** Start **

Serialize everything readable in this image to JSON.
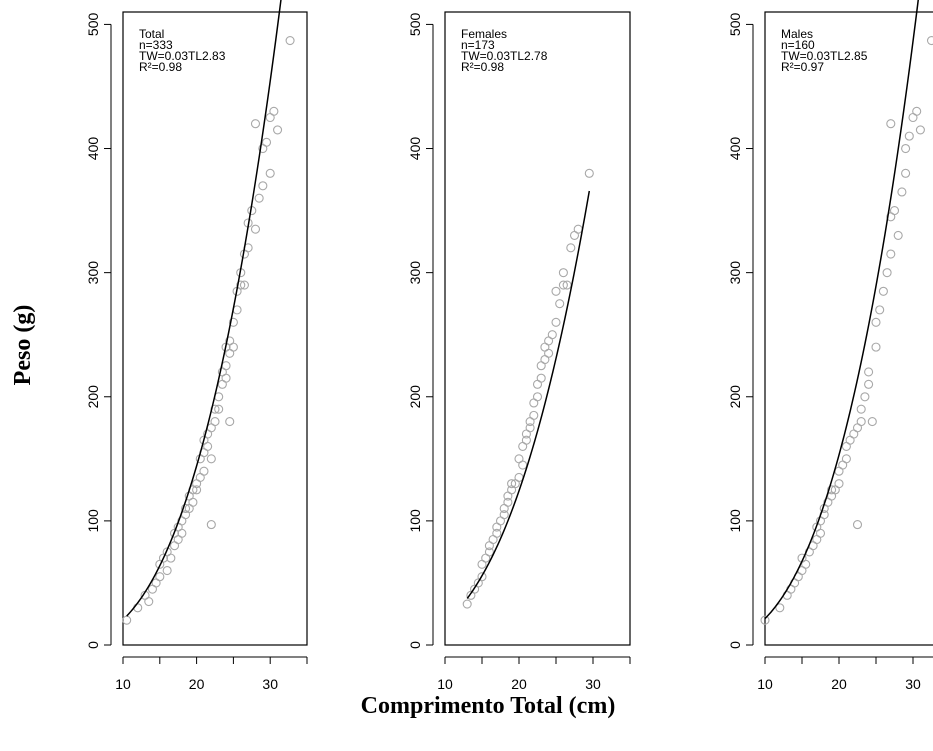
{
  "figure": {
    "ylabel": "Peso (g)",
    "xlabel": "Comprimento Total (cm)"
  },
  "chart_data": [
    {
      "type": "scatter",
      "panel": "Total",
      "legend": [
        "Total",
        "n=333",
        "TW=0.03TL2.83",
        "R²=0.98"
      ],
      "xlim": [
        10,
        35
      ],
      "ylim": [
        0,
        510
      ],
      "xticks": [
        "10",
        "20",
        "30"
      ],
      "yticks": [
        "0",
        "100",
        "200",
        "300",
        "400",
        "500"
      ],
      "fit": {
        "a": 0.03,
        "b": 2.83,
        "x_range": [
          10.5,
          32.7
        ]
      },
      "points": [
        [
          10.5,
          20
        ],
        [
          12,
          30
        ],
        [
          13,
          40
        ],
        [
          13.5,
          35
        ],
        [
          14,
          45
        ],
        [
          14.5,
          50
        ],
        [
          15,
          55
        ],
        [
          15,
          65
        ],
        [
          15.5,
          70
        ],
        [
          16,
          60
        ],
        [
          16,
          75
        ],
        [
          16.5,
          70
        ],
        [
          17,
          80
        ],
        [
          17,
          90
        ],
        [
          17.5,
          85
        ],
        [
          17.5,
          95
        ],
        [
          18,
          90
        ],
        [
          18,
          100
        ],
        [
          18.5,
          105
        ],
        [
          18.5,
          110
        ],
        [
          19,
          110
        ],
        [
          19,
          120
        ],
        [
          19.5,
          115
        ],
        [
          19.5,
          125
        ],
        [
          20,
          125
        ],
        [
          20,
          130
        ],
        [
          20.5,
          135
        ],
        [
          20.5,
          150
        ],
        [
          21,
          140
        ],
        [
          21,
          155
        ],
        [
          21,
          165
        ],
        [
          21.5,
          160
        ],
        [
          21.5,
          170
        ],
        [
          22,
          150
        ],
        [
          22,
          175
        ],
        [
          22,
          97
        ],
        [
          22.5,
          180
        ],
        [
          22.5,
          190
        ],
        [
          23,
          190
        ],
        [
          23,
          200
        ],
        [
          23.5,
          210
        ],
        [
          23.5,
          220
        ],
        [
          24,
          215
        ],
        [
          24,
          225
        ],
        [
          24,
          240
        ],
        [
          24.5,
          235
        ],
        [
          24.5,
          245
        ],
        [
          24.5,
          180
        ],
        [
          25,
          240
        ],
        [
          25,
          260
        ],
        [
          25.5,
          270
        ],
        [
          25.5,
          285
        ],
        [
          26,
          290
        ],
        [
          26,
          300
        ],
        [
          26.5,
          315
        ],
        [
          26.5,
          290
        ],
        [
          27,
          320
        ],
        [
          27,
          340
        ],
        [
          27.5,
          350
        ],
        [
          28,
          335
        ],
        [
          28.5,
          360
        ],
        [
          29,
          370
        ],
        [
          29,
          400
        ],
        [
          29.5,
          405
        ],
        [
          30,
          380
        ],
        [
          30,
          425
        ],
        [
          30.5,
          430
        ],
        [
          31,
          415
        ],
        [
          28,
          420
        ],
        [
          32.7,
          487
        ]
      ]
    },
    {
      "type": "scatter",
      "panel": "Females",
      "legend": [
        "Females",
        "n=173",
        "TW=0.03TL2.78",
        "R²=0.98"
      ],
      "xlim": [
        10,
        35
      ],
      "ylim": [
        0,
        510
      ],
      "xticks": [
        "10",
        "20",
        "30"
      ],
      "yticks": [
        "0",
        "100",
        "200",
        "300",
        "400",
        "500"
      ],
      "fit": {
        "a": 0.03,
        "b": 2.78,
        "x_range": [
          13,
          29.5
        ]
      },
      "points": [
        [
          13,
          33
        ],
        [
          13.5,
          40
        ],
        [
          14,
          45
        ],
        [
          14.5,
          50
        ],
        [
          15,
          55
        ],
        [
          15,
          65
        ],
        [
          15.5,
          70
        ],
        [
          16,
          75
        ],
        [
          16,
          80
        ],
        [
          16.5,
          85
        ],
        [
          17,
          90
        ],
        [
          17,
          95
        ],
        [
          17.5,
          100
        ],
        [
          18,
          105
        ],
        [
          18,
          110
        ],
        [
          18.5,
          115
        ],
        [
          18.5,
          120
        ],
        [
          19,
          125
        ],
        [
          19,
          130
        ],
        [
          19.5,
          130
        ],
        [
          20,
          135
        ],
        [
          20,
          150
        ],
        [
          20.5,
          145
        ],
        [
          20.5,
          160
        ],
        [
          21,
          165
        ],
        [
          21,
          170
        ],
        [
          21.5,
          175
        ],
        [
          21.5,
          180
        ],
        [
          22,
          185
        ],
        [
          22,
          195
        ],
        [
          22.5,
          200
        ],
        [
          22.5,
          210
        ],
        [
          23,
          215
        ],
        [
          23,
          225
        ],
        [
          23.5,
          230
        ],
        [
          23.5,
          240
        ],
        [
          24,
          235
        ],
        [
          24,
          245
        ],
        [
          24.5,
          250
        ],
        [
          25,
          260
        ],
        [
          25,
          285
        ],
        [
          25.5,
          275
        ],
        [
          26,
          290
        ],
        [
          26,
          300
        ],
        [
          26.5,
          290
        ],
        [
          27,
          320
        ],
        [
          27.5,
          330
        ],
        [
          28,
          335
        ],
        [
          29.5,
          380
        ]
      ]
    },
    {
      "type": "scatter",
      "panel": "Males",
      "legend": [
        "Males",
        "n=160",
        "TW=0.03TL2.85",
        "R²=0.97"
      ],
      "xlim": [
        10,
        35
      ],
      "ylim": [
        0,
        510
      ],
      "xticks": [
        "10",
        "20",
        "30"
      ],
      "yticks": [
        "0",
        "100",
        "200",
        "300",
        "400",
        "500"
      ],
      "fit": {
        "a": 0.03,
        "b": 2.85,
        "x_range": [
          10,
          32
        ]
      },
      "points": [
        [
          10,
          20
        ],
        [
          12,
          30
        ],
        [
          13,
          40
        ],
        [
          13.5,
          45
        ],
        [
          14,
          50
        ],
        [
          14.5,
          55
        ],
        [
          15,
          60
        ],
        [
          15,
          70
        ],
        [
          15.5,
          65
        ],
        [
          16,
          75
        ],
        [
          16.5,
          80
        ],
        [
          17,
          85
        ],
        [
          17,
          95
        ],
        [
          17.5,
          90
        ],
        [
          17.5,
          100
        ],
        [
          18,
          105
        ],
        [
          18,
          110
        ],
        [
          18.5,
          115
        ],
        [
          19,
          120
        ],
        [
          19,
          125
        ],
        [
          19.5,
          125
        ],
        [
          20,
          130
        ],
        [
          20,
          140
        ],
        [
          20.5,
          145
        ],
        [
          21,
          150
        ],
        [
          21,
          160
        ],
        [
          21.5,
          165
        ],
        [
          22,
          170
        ],
        [
          22.5,
          97
        ],
        [
          22.5,
          175
        ],
        [
          23,
          180
        ],
        [
          23,
          190
        ],
        [
          23.5,
          200
        ],
        [
          24,
          210
        ],
        [
          24,
          220
        ],
        [
          24.5,
          180
        ],
        [
          25,
          240
        ],
        [
          25,
          260
        ],
        [
          25.5,
          270
        ],
        [
          26,
          285
        ],
        [
          26.5,
          300
        ],
        [
          27,
          315
        ],
        [
          27,
          345
        ],
        [
          27.5,
          350
        ],
        [
          28,
          330
        ],
        [
          28.5,
          365
        ],
        [
          29,
          380
        ],
        [
          29,
          400
        ],
        [
          29.5,
          410
        ],
        [
          30,
          425
        ],
        [
          30.5,
          430
        ],
        [
          31,
          415
        ],
        [
          27,
          420
        ],
        [
          32.5,
          487
        ]
      ]
    }
  ]
}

** End **

**What to work on:** Without the pictures, return all the records precisely as they stand.

**Task output:**
Serialize everything readable in this image to JSON.
{
  "figure": {
    "ylabel": "Peso (g)",
    "xlabel": "Comprimento Total (cm)"
  },
  "chart_data": [
    {
      "type": "scatter",
      "panel": "Total",
      "legend": [
        "Total",
        "n=333",
        "TW=0.03TL2.83",
        "R²=0.98"
      ],
      "xlim": [
        10,
        35
      ],
      "ylim": [
        0,
        510
      ],
      "xticks": [
        "10",
        "20",
        "30"
      ],
      "yticks": [
        "0",
        "100",
        "200",
        "300",
        "400",
        "500"
      ],
      "fit": {
        "a": 0.03,
        "b": 2.83,
        "x_range": [
          10.5,
          32.7
        ]
      },
      "points": [
        [
          10.5,
          20
        ],
        [
          12,
          30
        ],
        [
          13,
          40
        ],
        [
          13.5,
          35
        ],
        [
          14,
          45
        ],
        [
          14.5,
          50
        ],
        [
          15,
          55
        ],
        [
          15,
          65
        ],
        [
          15.5,
          70
        ],
        [
          16,
          60
        ],
        [
          16,
          75
        ],
        [
          16.5,
          70
        ],
        [
          17,
          80
        ],
        [
          17,
          90
        ],
        [
          17.5,
          85
        ],
        [
          17.5,
          95
        ],
        [
          18,
          90
        ],
        [
          18,
          100
        ],
        [
          18.5,
          105
        ],
        [
          18.5,
          110
        ],
        [
          19,
          110
        ],
        [
          19,
          120
        ],
        [
          19.5,
          115
        ],
        [
          19.5,
          125
        ],
        [
          20,
          125
        ],
        [
          20,
          130
        ],
        [
          20.5,
          135
        ],
        [
          20.5,
          150
        ],
        [
          21,
          140
        ],
        [
          21,
          155
        ],
        [
          21,
          165
        ],
        [
          21.5,
          160
        ],
        [
          21.5,
          170
        ],
        [
          22,
          150
        ],
        [
          22,
          175
        ],
        [
          22,
          97
        ],
        [
          22.5,
          180
        ],
        [
          22.5,
          190
        ],
        [
          23,
          190
        ],
        [
          23,
          200
        ],
        [
          23.5,
          210
        ],
        [
          23.5,
          220
        ],
        [
          24,
          215
        ],
        [
          24,
          225
        ],
        [
          24,
          240
        ],
        [
          24.5,
          235
        ],
        [
          24.5,
          245
        ],
        [
          24.5,
          180
        ],
        [
          25,
          240
        ],
        [
          25,
          260
        ],
        [
          25.5,
          270
        ],
        [
          25.5,
          285
        ],
        [
          26,
          290
        ],
        [
          26,
          300
        ],
        [
          26.5,
          315
        ],
        [
          26.5,
          290
        ],
        [
          27,
          320
        ],
        [
          27,
          340
        ],
        [
          27.5,
          350
        ],
        [
          28,
          335
        ],
        [
          28.5,
          360
        ],
        [
          29,
          370
        ],
        [
          29,
          400
        ],
        [
          29.5,
          405
        ],
        [
          30,
          380
        ],
        [
          30,
          425
        ],
        [
          30.5,
          430
        ],
        [
          31,
          415
        ],
        [
          28,
          420
        ],
        [
          32.7,
          487
        ]
      ]
    },
    {
      "type": "scatter",
      "panel": "Females",
      "legend": [
        "Females",
        "n=173",
        "TW=0.03TL2.78",
        "R²=0.98"
      ],
      "xlim": [
        10,
        35
      ],
      "ylim": [
        0,
        510
      ],
      "xticks": [
        "10",
        "20",
        "30"
      ],
      "yticks": [
        "0",
        "100",
        "200",
        "300",
        "400",
        "500"
      ],
      "fit": {
        "a": 0.03,
        "b": 2.78,
        "x_range": [
          13,
          29.5
        ]
      },
      "points": [
        [
          13,
          33
        ],
        [
          13.5,
          40
        ],
        [
          14,
          45
        ],
        [
          14.5,
          50
        ],
        [
          15,
          55
        ],
        [
          15,
          65
        ],
        [
          15.5,
          70
        ],
        [
          16,
          75
        ],
        [
          16,
          80
        ],
        [
          16.5,
          85
        ],
        [
          17,
          90
        ],
        [
          17,
          95
        ],
        [
          17.5,
          100
        ],
        [
          18,
          105
        ],
        [
          18,
          110
        ],
        [
          18.5,
          115
        ],
        [
          18.5,
          120
        ],
        [
          19,
          125
        ],
        [
          19,
          130
        ],
        [
          19.5,
          130
        ],
        [
          20,
          135
        ],
        [
          20,
          150
        ],
        [
          20.5,
          145
        ],
        [
          20.5,
          160
        ],
        [
          21,
          165
        ],
        [
          21,
          170
        ],
        [
          21.5,
          175
        ],
        [
          21.5,
          180
        ],
        [
          22,
          185
        ],
        [
          22,
          195
        ],
        [
          22.5,
          200
        ],
        [
          22.5,
          210
        ],
        [
          23,
          215
        ],
        [
          23,
          225
        ],
        [
          23.5,
          230
        ],
        [
          23.5,
          240
        ],
        [
          24,
          235
        ],
        [
          24,
          245
        ],
        [
          24.5,
          250
        ],
        [
          25,
          260
        ],
        [
          25,
          285
        ],
        [
          25.5,
          275
        ],
        [
          26,
          290
        ],
        [
          26,
          300
        ],
        [
          26.5,
          290
        ],
        [
          27,
          320
        ],
        [
          27.5,
          330
        ],
        [
          28,
          335
        ],
        [
          29.5,
          380
        ]
      ]
    },
    {
      "type": "scatter",
      "panel": "Males",
      "legend": [
        "Males",
        "n=160",
        "TW=0.03TL2.85",
        "R²=0.97"
      ],
      "xlim": [
        10,
        35
      ],
      "ylim": [
        0,
        510
      ],
      "xticks": [
        "10",
        "20",
        "30"
      ],
      "yticks": [
        "0",
        "100",
        "200",
        "300",
        "400",
        "500"
      ],
      "fit": {
        "a": 0.03,
        "b": 2.85,
        "x_range": [
          10,
          32
        ]
      },
      "points": [
        [
          10,
          20
        ],
        [
          12,
          30
        ],
        [
          13,
          40
        ],
        [
          13.5,
          45
        ],
        [
          14,
          50
        ],
        [
          14.5,
          55
        ],
        [
          15,
          60
        ],
        [
          15,
          70
        ],
        [
          15.5,
          65
        ],
        [
          16,
          75
        ],
        [
          16.5,
          80
        ],
        [
          17,
          85
        ],
        [
          17,
          95
        ],
        [
          17.5,
          90
        ],
        [
          17.5,
          100
        ],
        [
          18,
          105
        ],
        [
          18,
          110
        ],
        [
          18.5,
          115
        ],
        [
          19,
          120
        ],
        [
          19,
          125
        ],
        [
          19.5,
          125
        ],
        [
          20,
          130
        ],
        [
          20,
          140
        ],
        [
          20.5,
          145
        ],
        [
          21,
          150
        ],
        [
          21,
          160
        ],
        [
          21.5,
          165
        ],
        [
          22,
          170
        ],
        [
          22.5,
          97
        ],
        [
          22.5,
          175
        ],
        [
          23,
          180
        ],
        [
          23,
          190
        ],
        [
          23.5,
          200
        ],
        [
          24,
          210
        ],
        [
          24,
          220
        ],
        [
          24.5,
          180
        ],
        [
          25,
          240
        ],
        [
          25,
          260
        ],
        [
          25.5,
          270
        ],
        [
          26,
          285
        ],
        [
          26.5,
          300
        ],
        [
          27,
          315
        ],
        [
          27,
          345
        ],
        [
          27.5,
          350
        ],
        [
          28,
          330
        ],
        [
          28.5,
          365
        ],
        [
          29,
          380
        ],
        [
          29,
          400
        ],
        [
          29.5,
          410
        ],
        [
          30,
          425
        ],
        [
          30.5,
          430
        ],
        [
          31,
          415
        ],
        [
          27,
          420
        ],
        [
          32.5,
          487
        ]
      ]
    }
  ]
}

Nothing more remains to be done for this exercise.